(SUPPLIED RECORDS)
============

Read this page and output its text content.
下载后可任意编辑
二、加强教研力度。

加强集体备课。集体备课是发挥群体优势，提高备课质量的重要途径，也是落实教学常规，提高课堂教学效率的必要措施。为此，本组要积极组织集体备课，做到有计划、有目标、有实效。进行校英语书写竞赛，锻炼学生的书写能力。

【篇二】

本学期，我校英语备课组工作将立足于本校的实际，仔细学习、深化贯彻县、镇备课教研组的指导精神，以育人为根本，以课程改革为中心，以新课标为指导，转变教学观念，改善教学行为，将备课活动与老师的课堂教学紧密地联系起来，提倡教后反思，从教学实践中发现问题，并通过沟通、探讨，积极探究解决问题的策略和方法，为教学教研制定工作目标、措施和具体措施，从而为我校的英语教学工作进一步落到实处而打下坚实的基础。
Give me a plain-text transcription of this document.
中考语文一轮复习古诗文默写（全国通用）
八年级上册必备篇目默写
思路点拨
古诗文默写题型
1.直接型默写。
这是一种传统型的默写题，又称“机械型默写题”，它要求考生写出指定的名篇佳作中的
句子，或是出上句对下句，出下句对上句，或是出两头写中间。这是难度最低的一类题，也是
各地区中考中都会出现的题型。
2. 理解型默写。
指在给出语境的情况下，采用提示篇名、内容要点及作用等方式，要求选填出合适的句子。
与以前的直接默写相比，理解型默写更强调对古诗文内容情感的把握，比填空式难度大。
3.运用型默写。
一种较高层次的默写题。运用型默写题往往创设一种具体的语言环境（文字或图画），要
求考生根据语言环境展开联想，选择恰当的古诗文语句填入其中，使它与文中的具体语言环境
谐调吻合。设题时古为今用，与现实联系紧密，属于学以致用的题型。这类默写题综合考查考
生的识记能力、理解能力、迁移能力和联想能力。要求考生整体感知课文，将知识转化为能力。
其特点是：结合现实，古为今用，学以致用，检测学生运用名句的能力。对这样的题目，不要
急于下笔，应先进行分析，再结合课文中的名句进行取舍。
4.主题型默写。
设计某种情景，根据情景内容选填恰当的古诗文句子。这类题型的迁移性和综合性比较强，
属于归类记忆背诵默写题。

============

(INSTRUCTIONS FOR THE TASK) Select all lines with the word "text" from the entries above.

(PROBLEM SOLUTION)
Read this page and output its text content.
Give me a plain-text transcription of this document.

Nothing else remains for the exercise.